___ Information supplied
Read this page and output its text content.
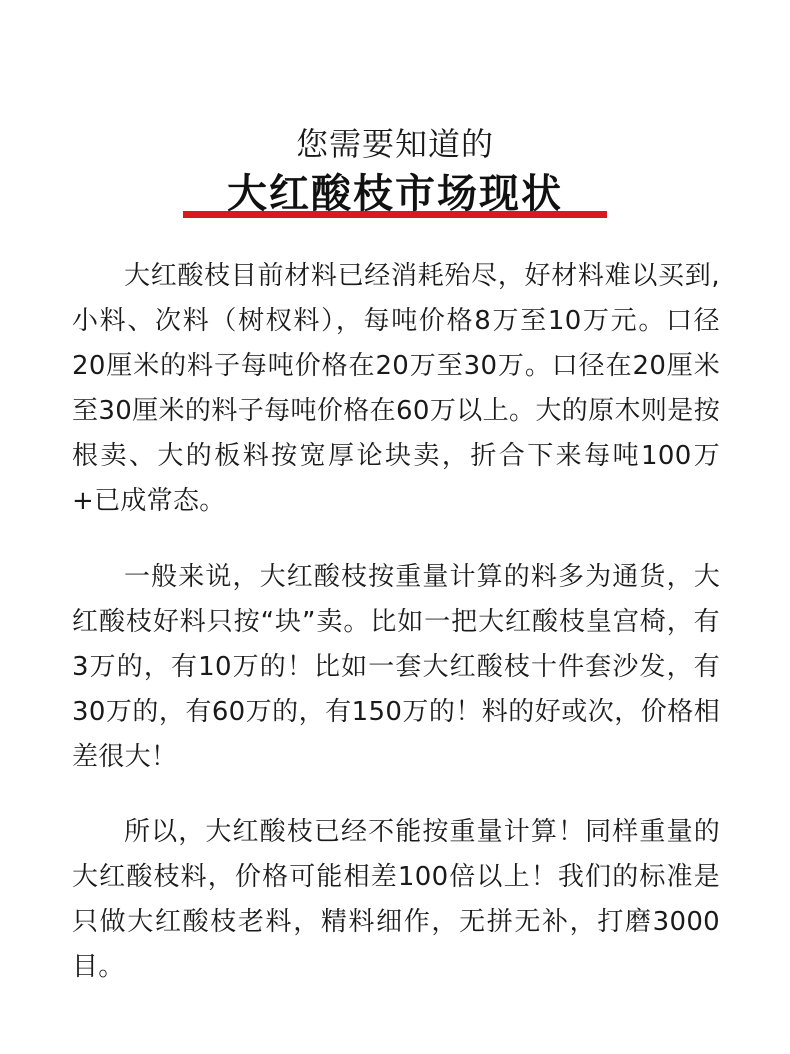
您需要知道的
大红酸枝市场现状

大红酸枝目前材料已经消耗殆尽，好材料难以买到,小料、次料（树杈料），每吨价格8万至10万元。口径20厘米的料子每吨价格在20万至30万。口径在20厘米至30厘米的料子每吨价格在60万以上。大的原木则是按根卖、大的板料按宽厚论块卖，折合下来每吨100万+已成常态。

一般来说，大红酸枝按重量计算的料多为通货，大红酸枝好料只按“块”卖。比如一把大红酸枝皇宫椅，有3万的，有10万的！比如一套大红酸枝十件套沙发，有30万的，有60万的，有150万的！料的好或次，价格相差很大！

所以，大红酸枝已经不能按重量计算！同样重量的大红酸枝料，价格可能相差100倍以上！我们的标准是只做大红酸枝老料，精料细作，无拼无补，打磨3000目。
______
— What you need to do —
Repeat each entry exactly as given; no pictures belong in the copy.

— Correct response —
Read this page and output its text content.
您需要知道的
大红酸枝市场现状

大红酸枝目前材料已经消耗殆尽，好材料难以买到,小料、次料（树杈料），每吨价格8万至10万元。口径20厘米的料子每吨价格在20万至30万。口径在20厘米至30厘米的料子每吨价格在60万以上。大的原木则是按根卖、大的板料按宽厚论块卖，折合下来每吨100万+已成常态。

一般来说，大红酸枝按重量计算的料多为通货，大红酸枝好料只按“块”卖。比如一把大红酸枝皇宫椅，有3万的，有10万的！比如一套大红酸枝十件套沙发，有30万的，有60万的，有150万的！料的好或次，价格相差很大！

所以，大红酸枝已经不能按重量计算！同样重量的大红酸枝料，价格可能相差100倍以上！我们的标准是只做大红酸枝老料，精料细作，无拼无补，打磨3000目。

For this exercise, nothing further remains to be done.